Extracted data entries:
>>>>

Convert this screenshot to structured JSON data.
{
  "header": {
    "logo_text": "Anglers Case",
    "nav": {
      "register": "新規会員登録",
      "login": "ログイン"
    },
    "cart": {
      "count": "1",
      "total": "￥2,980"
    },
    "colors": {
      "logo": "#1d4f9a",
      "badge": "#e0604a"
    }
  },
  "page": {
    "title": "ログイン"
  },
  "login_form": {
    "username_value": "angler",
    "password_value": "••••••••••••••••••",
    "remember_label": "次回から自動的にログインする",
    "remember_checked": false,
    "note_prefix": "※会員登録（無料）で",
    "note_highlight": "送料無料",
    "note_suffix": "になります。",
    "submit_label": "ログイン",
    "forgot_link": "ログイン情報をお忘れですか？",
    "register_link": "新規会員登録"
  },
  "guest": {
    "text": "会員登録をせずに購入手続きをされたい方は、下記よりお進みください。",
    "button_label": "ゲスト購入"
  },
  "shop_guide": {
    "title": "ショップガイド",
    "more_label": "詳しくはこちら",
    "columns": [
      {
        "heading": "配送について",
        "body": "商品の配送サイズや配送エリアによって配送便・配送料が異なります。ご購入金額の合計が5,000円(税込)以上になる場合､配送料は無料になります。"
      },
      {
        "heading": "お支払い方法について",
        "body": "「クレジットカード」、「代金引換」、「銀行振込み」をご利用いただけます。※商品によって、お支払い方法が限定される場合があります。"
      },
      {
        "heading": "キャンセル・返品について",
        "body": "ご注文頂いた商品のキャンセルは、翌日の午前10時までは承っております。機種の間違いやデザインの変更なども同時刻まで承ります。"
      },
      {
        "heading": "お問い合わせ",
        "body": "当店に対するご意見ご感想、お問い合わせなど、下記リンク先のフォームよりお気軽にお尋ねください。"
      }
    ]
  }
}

<<<<

Exercise details:
Copy out every line of the data that includes the word "新規会員登録".

Result for this task:
      "register": "新規会員登録",
    "register_link": "新規会員登録"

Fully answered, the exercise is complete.